[Items from a dataset]
>>>

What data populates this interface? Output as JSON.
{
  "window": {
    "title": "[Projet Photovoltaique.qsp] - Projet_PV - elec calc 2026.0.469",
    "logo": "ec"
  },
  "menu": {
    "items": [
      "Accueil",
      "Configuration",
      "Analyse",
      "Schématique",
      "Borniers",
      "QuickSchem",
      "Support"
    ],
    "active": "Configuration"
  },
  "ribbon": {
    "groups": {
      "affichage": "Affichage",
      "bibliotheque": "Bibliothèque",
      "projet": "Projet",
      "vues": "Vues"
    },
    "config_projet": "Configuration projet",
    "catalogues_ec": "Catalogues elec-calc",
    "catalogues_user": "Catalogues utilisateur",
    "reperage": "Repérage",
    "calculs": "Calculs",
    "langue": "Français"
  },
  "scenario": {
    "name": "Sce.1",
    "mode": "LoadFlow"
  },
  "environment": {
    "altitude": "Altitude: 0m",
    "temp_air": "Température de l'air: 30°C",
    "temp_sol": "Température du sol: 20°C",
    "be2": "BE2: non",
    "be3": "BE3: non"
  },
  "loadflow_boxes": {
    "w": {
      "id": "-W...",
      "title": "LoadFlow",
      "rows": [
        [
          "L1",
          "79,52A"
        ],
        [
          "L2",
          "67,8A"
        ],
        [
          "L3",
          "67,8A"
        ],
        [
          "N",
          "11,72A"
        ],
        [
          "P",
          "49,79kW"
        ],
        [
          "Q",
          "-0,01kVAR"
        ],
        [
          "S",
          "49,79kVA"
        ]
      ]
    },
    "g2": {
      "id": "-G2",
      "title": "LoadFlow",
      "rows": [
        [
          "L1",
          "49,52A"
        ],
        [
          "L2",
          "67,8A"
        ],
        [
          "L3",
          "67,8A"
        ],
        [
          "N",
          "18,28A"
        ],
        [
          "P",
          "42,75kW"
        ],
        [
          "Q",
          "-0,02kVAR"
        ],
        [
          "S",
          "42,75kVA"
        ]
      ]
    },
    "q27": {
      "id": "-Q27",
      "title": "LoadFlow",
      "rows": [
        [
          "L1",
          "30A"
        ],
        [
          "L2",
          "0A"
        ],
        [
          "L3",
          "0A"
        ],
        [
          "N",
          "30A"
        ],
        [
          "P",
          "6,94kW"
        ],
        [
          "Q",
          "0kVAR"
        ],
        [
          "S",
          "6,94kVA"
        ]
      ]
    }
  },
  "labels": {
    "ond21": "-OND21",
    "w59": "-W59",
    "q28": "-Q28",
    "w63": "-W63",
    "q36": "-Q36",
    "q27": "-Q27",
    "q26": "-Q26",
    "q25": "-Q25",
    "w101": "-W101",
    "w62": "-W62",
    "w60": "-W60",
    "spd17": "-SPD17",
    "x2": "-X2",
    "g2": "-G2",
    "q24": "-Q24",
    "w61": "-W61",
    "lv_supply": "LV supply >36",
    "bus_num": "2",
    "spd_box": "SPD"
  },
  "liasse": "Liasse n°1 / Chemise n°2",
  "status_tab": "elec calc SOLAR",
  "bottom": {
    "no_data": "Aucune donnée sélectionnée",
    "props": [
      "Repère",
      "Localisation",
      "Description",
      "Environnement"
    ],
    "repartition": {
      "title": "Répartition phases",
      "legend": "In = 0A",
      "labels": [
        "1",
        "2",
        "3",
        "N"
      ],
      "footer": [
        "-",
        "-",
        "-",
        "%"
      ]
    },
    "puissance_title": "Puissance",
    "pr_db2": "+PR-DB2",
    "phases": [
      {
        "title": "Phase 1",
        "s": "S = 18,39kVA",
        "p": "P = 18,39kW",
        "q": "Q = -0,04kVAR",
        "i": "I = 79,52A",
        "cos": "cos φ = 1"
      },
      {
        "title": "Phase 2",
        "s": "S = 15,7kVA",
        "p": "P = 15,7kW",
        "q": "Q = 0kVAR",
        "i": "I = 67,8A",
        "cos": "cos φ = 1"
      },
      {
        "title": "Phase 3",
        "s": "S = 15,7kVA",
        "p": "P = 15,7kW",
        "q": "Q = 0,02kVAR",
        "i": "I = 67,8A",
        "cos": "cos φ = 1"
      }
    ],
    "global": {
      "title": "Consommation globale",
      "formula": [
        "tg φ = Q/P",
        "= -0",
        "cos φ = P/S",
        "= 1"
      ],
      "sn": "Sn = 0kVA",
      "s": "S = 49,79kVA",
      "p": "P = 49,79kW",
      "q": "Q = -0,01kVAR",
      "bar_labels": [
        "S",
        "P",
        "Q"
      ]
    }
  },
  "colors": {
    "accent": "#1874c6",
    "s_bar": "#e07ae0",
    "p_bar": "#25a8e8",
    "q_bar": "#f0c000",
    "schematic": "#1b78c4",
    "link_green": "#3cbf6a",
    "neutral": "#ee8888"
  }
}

<<<

• SET EXERCISE
Give the count of lines that hold the word "elec", with nothing added.

• RESULT FOR THIS EXERCISE
3